Write out each line beneath this one exactly as it reads.

MATERIAL SUPPLIED:
[start]
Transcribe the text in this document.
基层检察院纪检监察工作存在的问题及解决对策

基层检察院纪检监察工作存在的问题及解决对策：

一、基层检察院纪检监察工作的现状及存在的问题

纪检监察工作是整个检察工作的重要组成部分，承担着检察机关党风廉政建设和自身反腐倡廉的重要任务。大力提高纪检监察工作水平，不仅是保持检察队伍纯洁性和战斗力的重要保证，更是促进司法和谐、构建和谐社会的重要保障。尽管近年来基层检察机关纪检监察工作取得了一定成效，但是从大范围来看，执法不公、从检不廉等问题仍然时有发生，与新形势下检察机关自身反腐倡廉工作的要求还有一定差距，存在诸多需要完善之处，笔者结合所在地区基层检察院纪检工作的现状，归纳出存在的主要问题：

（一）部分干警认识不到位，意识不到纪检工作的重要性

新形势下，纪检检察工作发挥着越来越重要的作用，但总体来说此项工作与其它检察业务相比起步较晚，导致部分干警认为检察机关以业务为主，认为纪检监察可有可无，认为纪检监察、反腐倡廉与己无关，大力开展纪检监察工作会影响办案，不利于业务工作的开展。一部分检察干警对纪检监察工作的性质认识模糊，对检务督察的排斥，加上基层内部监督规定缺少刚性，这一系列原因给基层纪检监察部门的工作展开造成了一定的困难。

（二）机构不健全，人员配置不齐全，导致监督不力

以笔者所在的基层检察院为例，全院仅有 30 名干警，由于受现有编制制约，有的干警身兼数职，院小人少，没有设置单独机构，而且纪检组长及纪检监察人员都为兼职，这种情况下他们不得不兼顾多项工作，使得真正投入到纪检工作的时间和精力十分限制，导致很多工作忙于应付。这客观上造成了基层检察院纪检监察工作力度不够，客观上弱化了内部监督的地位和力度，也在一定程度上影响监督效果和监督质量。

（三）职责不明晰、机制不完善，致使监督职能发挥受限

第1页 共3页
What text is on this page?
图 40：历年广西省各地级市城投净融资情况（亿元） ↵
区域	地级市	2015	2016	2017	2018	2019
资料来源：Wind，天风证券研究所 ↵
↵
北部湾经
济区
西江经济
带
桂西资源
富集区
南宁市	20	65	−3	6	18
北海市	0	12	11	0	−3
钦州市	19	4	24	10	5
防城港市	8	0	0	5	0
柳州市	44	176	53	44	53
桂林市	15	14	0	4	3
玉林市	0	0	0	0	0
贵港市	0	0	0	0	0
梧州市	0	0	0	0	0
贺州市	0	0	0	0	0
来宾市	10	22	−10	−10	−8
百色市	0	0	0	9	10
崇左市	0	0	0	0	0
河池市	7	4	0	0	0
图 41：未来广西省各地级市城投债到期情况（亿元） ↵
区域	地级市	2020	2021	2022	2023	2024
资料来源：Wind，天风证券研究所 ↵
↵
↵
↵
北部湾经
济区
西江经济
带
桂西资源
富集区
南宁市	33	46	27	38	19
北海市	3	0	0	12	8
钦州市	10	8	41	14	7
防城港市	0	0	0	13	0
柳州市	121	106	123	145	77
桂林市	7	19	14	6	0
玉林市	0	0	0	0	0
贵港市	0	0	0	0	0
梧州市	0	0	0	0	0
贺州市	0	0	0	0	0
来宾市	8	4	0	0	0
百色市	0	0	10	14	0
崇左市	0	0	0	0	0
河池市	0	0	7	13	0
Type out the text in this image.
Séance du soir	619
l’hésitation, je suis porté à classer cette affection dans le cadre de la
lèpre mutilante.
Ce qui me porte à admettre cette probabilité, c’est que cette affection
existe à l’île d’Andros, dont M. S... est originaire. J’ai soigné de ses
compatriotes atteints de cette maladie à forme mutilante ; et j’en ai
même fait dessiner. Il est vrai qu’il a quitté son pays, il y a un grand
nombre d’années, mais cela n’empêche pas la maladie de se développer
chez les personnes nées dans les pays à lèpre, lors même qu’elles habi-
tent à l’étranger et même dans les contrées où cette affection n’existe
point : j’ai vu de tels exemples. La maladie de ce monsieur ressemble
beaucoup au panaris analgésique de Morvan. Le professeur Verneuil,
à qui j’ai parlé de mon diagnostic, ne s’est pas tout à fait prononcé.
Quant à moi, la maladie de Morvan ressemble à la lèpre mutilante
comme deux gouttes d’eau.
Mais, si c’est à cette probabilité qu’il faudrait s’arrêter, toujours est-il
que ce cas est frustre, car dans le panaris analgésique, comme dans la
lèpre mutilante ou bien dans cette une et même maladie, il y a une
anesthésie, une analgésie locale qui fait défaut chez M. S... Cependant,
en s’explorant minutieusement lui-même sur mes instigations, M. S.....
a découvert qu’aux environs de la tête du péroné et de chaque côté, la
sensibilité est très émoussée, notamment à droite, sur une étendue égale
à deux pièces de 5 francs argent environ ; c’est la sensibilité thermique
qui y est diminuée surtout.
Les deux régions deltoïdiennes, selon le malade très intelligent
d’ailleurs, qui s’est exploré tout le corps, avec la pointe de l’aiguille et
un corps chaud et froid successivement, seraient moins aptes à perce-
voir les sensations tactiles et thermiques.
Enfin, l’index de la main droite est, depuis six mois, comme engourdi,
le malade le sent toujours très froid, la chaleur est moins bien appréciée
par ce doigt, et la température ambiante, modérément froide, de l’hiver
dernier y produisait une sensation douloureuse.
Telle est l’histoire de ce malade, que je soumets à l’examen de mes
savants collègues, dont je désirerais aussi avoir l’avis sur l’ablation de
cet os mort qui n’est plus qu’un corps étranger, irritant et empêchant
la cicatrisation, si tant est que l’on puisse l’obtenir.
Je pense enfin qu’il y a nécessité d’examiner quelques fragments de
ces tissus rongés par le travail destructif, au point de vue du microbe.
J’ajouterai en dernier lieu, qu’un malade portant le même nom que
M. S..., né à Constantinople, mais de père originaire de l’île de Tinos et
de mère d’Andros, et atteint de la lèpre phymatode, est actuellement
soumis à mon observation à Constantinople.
[end]
RESPONSE TO THE EXERCISE:
Transcribe the text in this document.
基层检察院纪检监察工作存在的问题及解决对策

基层检察院纪检监察工作存在的问题及解决对策：

一、基层检察院纪检监察工作的现状及存在的问题

纪检监察工作是整个检察工作的重要组成部分，承担着检察机关党风廉政建设和自身反腐倡廉的重要任务。大力提高纪检监察工作水平，不仅是保持检察队伍纯洁性和战斗力的重要保证，更是促进司法和谐、构建和谐社会的重要保障。尽管近年来基层检察机关纪检监察工作取得了一定成效，但是从大范围来看，执法不公、从检不廉等问题仍然时有发生，与新形势下检察机关自身反腐倡廉工作的要求还有一定差距，存在诸多需要完善之处，笔者结合所在地区基层检察院纪检工作的现状，归纳出存在的主要问题：

（一）部分干警认识不到位，意识不到纪检工作的重要性

新形势下，纪检检察工作发挥着越来越重要的作用，但总体来说此项工作与其它检察业务相比起步较晚，导致部分干警认为检察机关以业务为主，认为纪检监察可有可无，认为纪检监察、反腐倡廉与己无关，大力开展纪检监察工作会影响办案，不利于业务工作的开展。一部分检察干警对纪检监察工作的性质认识模糊，对检务督察的排斥，加上基层内部监督规定缺少刚性，这一系列原因给基层纪检监察部门的工作展开造成了一定的困难。

（二）机构不健全，人员配置不齐全，导致监督不力

以笔者所在的基层检察院为例，全院仅有 30 名干警，由于受现有编制制约，有的干警身兼数职，院小人少，没有设置单独机构，而且纪检组长及纪检监察人员都为兼职，这种情况下他们不得不兼顾多项工作，使得真正投入到纪检工作的时间和精力十分限制，导致很多工作忙于应付。这客观上造成了基层检察院纪检监察工作力度不够，客观上弱化了内部监督的地位和力度，也在一定程度上影响监督效果和监督质量。

（三）职责不明晰、机制不完善，致使监督职能发挥受限

第1页 共3页
What text is on this page?
图 40：历年广西省各地级市城投净融资情况（亿元） ↵
区域	地级市	2015	2016	2017	2018	2019
资料来源：Wind，天风证券研究所 ↵
↵
北部湾经
济区
西江经济
带
桂西资源
富集区
南宁市	20	65	−3	6	18
北海市	0	12	11	0	−3
钦州市	19	4	24	10	5
防城港市	8	0	0	5	0
柳州市	44	176	53	44	53
桂林市	15	14	0	4	3
玉林市	0	0	0	0	0
贵港市	0	0	0	0	0
梧州市	0	0	0	0	0
贺州市	0	0	0	0	0
来宾市	10	22	−10	−10	−8
百色市	0	0	0	9	10
崇左市	0	0	0	0	0
河池市	7	4	0	0	0
图 41：未来广西省各地级市城投债到期情况（亿元） ↵
区域	地级市	2020	2021	2022	2023	2024
资料来源：Wind，天风证券研究所 ↵
↵
↵
↵
北部湾经
济区
西江经济
带
桂西资源
富集区
南宁市	33	46	27	38	19
北海市	3	0	0	12	8
钦州市	10	8	41	14	7
防城港市	0	0	0	13	0
柳州市	121	106	123	145	77
桂林市	7	19	14	6	0
玉林市	0	0	0	0	0
贵港市	0	0	0	0	0
梧州市	0	0	0	0	0
贺州市	0	0	0	0	0
来宾市	8	4	0	0	0
百色市	0	0	10	14	0
崇左市	0	0	0	0	0
河池市	0	0	7	13	0
Type out the text in this image.
Séance du soir	619
l’hésitation, je suis porté à classer cette affection dans le cadre de la
lèpre mutilante.
Ce qui me porte à admettre cette probabilité, c’est que cette affection
existe à l’île d’Andros, dont M. S... est originaire. J’ai soigné de ses
compatriotes atteints de cette maladie à forme mutilante ; et j’en ai
même fait dessiner. Il est vrai qu’il a quitté son pays, il y a un grand
nombre d’années, mais cela n’empêche pas la maladie de se développer
chez les personnes nées dans les pays à lèpre, lors même qu’elles habi-
tent à l’étranger et même dans les contrées où cette affection n’existe
point : j’ai vu de tels exemples. La maladie de ce monsieur ressemble
beaucoup au panaris analgésique de Morvan. Le professeur Verneuil,
à qui j’ai parlé de mon diagnostic, ne s’est pas tout à fait prononcé.
Quant à moi, la maladie de Morvan ressemble à la lèpre mutilante
comme deux gouttes d’eau.
Mais, si c’est à cette probabilité qu’il faudrait s’arrêter, toujours est-il
que ce cas est frustre, car dans le panaris analgésique, comme dans la
lèpre mutilante ou bien dans cette une et même maladie, il y a une
anesthésie, une analgésie locale qui fait défaut chez M. S... Cependant,
en s’explorant minutieusement lui-même sur mes instigations, M. S.....
a découvert qu’aux environs de la tête du péroné et de chaque côté, la
sensibilité est très émoussée, notamment à droite, sur une étendue égale
à deux pièces de 5 francs argent environ ; c’est la sensibilité thermique
qui y est diminuée surtout.
Les deux régions deltoïdiennes, selon le malade très intelligent
d’ailleurs, qui s’est exploré tout le corps, avec la pointe de l’aiguille et
un corps chaud et froid successivement, seraient moins aptes à perce-
voir les sensations tactiles et thermiques.
Enfin, l’index de la main droite est, depuis six mois, comme engourdi,
le malade le sent toujours très froid, la chaleur est moins bien appréciée
par ce doigt, et la température ambiante, modérément froide, de l’hiver
dernier y produisait une sensation douloureuse.
Telle est l’histoire de ce malade, que je soumets à l’examen de mes
savants collègues, dont je désirerais aussi avoir l’avis sur l’ablation de
cet os mort qui n’est plus qu’un corps étranger, irritant et empêchant
la cicatrisation, si tant est que l’on puisse l’obtenir.
Je pense enfin qu’il y a nécessité d’examiner quelques fragments de
ces tissus rongés par le travail destructif, au point de vue du microbe.
J’ajouterai en dernier lieu, qu’un malade portant le même nom que
M. S..., né à Constantinople, mais de père originaire de l’île de Tinos et
de mère d’Andros, et atteint de la lèpre phymatode, est actuellement
soumis à mon observation à Constantinople.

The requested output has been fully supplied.